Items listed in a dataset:
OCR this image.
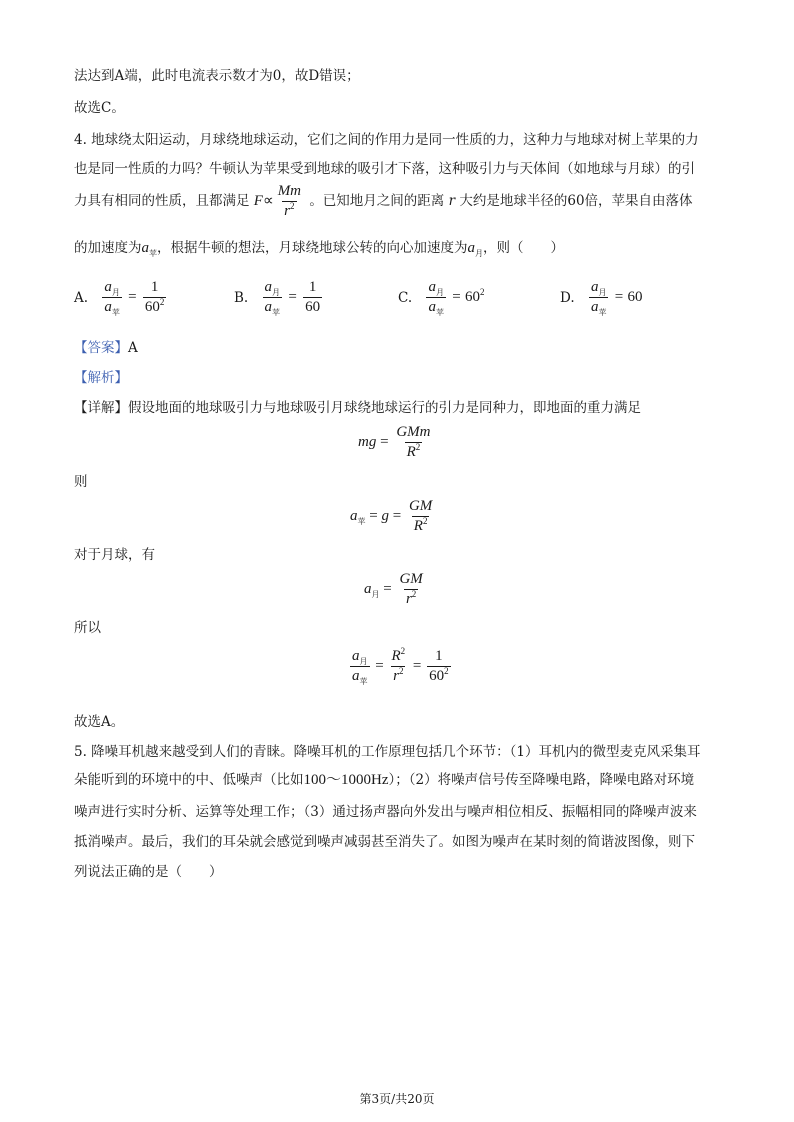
法达到A端，此时电流表示数才为0，故D错误；
故选C。
4. 地球绕太阳运动，月球绕地球运动，它们之间的作用力是同一性质的力，这种力与地球对树上苹果的力
也是同一性质的力吗？牛顿认为苹果受到地球的吸引才下落，这种吸引力与天体间（如地球与月球）的引
力具有相同的性质，且都满足 $F\propto \frac{Mm}{r^2}$ 。已知地月之间的距离 r 大约是地球半径的60倍，苹果自由落体
的加速度为$a_苹$，根据牛顿的想法，月球绕地球公转的向心加速度为$a_月$，则（　　）
A. $\frac{a_月}{a_苹} = \frac{1}{60^2}$	B. $\frac{a_月}{a_苹} = \frac{1}{60}$	C. $\frac{a_月}{a_苹} = 60^2$	D. $\frac{a_月}{a_苹} = 60$
【答案】A
【解析】
【详解】假设地面的地球吸引力与地球吸引月球绕地球运行的引力是同种力，即地面的重力满足
mg = $\frac{\text{GMm}}{R^2}$
则
$a_苹 = g = \frac{GM}{R^2}$
对于月球，有
$a_月 = \frac{GM}{r^2}$
所以
$\frac{a_月}{a_苹} = \frac{R^2}{r^2} = \frac{1}{60^2}$
故选A。
5. 降噪耳机越来越受到人们的青睐。降噪耳机的工作原理包括几个环节：（1）耳机内的微型麦克风采集耳
朵能听到的环境中的中、低噪声（比如100～1000Hz）；（2）将噪声信号传至降噪电路，降噪电路对环境
噪声进行实时分析、运算等处理工作；（3）通过扬声器向外发出与噪声相位相反、振幅相同的降噪声波来
抵消噪声。最后，我们的耳朵就会感觉到噪声减弱甚至消失了。如图为噪声在某时刻的简谐波图像，则下
列说法正确的是（　　）
第3页/共20页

» **Task directions**
Print each of the records above exactly as written, leaving no picture in the copy.

» **Task answer**
OCR this image.
法达到A端，此时电流表示数才为0，故D错误；
故选C。
4. 地球绕太阳运动，月球绕地球运动，它们之间的作用力是同一性质的力，这种力与地球对树上苹果的力
也是同一性质的力吗？牛顿认为苹果受到地球的吸引才下落，这种吸引力与天体间（如地球与月球）的引
力具有相同的性质，且都满足 $F\propto \frac{Mm}{r^2}$ 。已知地月之间的距离 r 大约是地球半径的60倍，苹果自由落体
的加速度为$a_苹$，根据牛顿的想法，月球绕地球公转的向心加速度为$a_月$，则（　　）
A. $\frac{a_月}{a_苹} = \frac{1}{60^2}$	B. $\frac{a_月}{a_苹} = \frac{1}{60}$	C. $\frac{a_月}{a_苹} = 60^2$	D. $\frac{a_月}{a_苹} = 60$
【答案】A
【解析】
【详解】假设地面的地球吸引力与地球吸引月球绕地球运行的引力是同种力，即地面的重力满足
mg = $\frac{\text{GMm}}{R^2}$
则
$a_苹 = g = \frac{GM}{R^2}$
对于月球，有
$a_月 = \frac{GM}{r^2}$
所以
$\frac{a_月}{a_苹} = \frac{R^2}{r^2} = \frac{1}{60^2}$
故选A。
5. 降噪耳机越来越受到人们的青睐。降噪耳机的工作原理包括几个环节：（1）耳机内的微型麦克风采集耳
朵能听到的环境中的中、低噪声（比如100～1000Hz）；（2）将噪声信号传至降噪电路，降噪电路对环境
噪声进行实时分析、运算等处理工作；（3）通过扬声器向外发出与噪声相位相反、振幅相同的降噪声波来
抵消噪声。最后，我们的耳朵就会感觉到噪声减弱甚至消失了。如图为噪声在某时刻的简谐波图像，则下
列说法正确的是（　　）
第3页/共20页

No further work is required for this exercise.